TASK INSTRUCTIONS: Extract each line containing the string "يمكن".

DATA EXTRACT:
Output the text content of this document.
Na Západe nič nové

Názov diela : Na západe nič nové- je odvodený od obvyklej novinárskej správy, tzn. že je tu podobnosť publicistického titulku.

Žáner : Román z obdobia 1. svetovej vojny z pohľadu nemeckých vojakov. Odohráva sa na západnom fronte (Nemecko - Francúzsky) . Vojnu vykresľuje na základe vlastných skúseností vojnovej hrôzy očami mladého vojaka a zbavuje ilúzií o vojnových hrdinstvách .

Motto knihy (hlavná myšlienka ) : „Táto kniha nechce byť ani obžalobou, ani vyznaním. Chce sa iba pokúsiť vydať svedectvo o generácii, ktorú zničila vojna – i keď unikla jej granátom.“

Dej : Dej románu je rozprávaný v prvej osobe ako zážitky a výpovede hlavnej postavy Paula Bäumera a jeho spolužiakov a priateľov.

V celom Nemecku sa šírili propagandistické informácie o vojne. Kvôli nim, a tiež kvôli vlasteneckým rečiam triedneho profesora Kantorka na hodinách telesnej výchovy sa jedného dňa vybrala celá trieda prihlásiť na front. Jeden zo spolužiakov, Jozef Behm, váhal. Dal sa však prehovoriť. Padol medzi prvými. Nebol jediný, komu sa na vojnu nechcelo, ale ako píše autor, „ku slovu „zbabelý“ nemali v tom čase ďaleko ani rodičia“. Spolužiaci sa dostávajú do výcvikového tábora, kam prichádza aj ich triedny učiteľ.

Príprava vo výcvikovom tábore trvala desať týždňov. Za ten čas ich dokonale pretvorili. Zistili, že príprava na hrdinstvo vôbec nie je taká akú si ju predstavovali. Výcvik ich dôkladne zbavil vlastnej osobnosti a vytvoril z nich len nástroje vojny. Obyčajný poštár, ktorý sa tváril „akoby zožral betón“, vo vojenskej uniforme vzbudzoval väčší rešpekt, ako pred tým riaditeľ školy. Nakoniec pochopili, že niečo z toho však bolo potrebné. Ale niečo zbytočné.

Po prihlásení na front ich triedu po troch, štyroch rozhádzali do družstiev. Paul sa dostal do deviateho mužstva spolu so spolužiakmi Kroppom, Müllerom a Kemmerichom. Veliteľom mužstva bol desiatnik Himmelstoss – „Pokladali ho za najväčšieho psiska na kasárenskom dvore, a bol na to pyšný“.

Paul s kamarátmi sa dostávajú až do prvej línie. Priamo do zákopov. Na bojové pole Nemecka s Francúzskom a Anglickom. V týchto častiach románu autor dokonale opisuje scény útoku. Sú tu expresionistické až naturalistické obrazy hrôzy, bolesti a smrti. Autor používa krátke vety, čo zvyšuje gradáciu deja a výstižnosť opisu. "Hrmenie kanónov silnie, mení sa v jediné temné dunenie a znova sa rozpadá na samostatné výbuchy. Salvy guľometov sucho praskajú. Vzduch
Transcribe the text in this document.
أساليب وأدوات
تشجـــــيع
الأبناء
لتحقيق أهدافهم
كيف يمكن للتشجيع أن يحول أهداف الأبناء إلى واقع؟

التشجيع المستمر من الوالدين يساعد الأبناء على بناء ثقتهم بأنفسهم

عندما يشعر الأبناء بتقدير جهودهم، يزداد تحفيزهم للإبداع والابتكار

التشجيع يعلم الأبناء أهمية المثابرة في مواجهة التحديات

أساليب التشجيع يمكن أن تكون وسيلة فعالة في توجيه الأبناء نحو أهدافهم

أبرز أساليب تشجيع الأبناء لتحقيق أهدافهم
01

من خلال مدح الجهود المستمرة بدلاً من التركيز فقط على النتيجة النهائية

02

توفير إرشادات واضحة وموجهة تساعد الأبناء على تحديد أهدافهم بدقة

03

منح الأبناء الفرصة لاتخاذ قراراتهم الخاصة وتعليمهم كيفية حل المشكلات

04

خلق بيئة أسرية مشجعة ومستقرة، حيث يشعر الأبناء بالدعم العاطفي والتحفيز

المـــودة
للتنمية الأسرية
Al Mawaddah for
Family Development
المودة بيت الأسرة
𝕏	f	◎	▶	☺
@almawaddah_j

COMPLETED TASK:
كيف يمكن للتشجيع أن يحول أهداف الأبناء إلى واقع؟
أساليب التشجيع يمكن أن تكون وسيلة فعالة في توجيه الأبناء نحو أهدافهم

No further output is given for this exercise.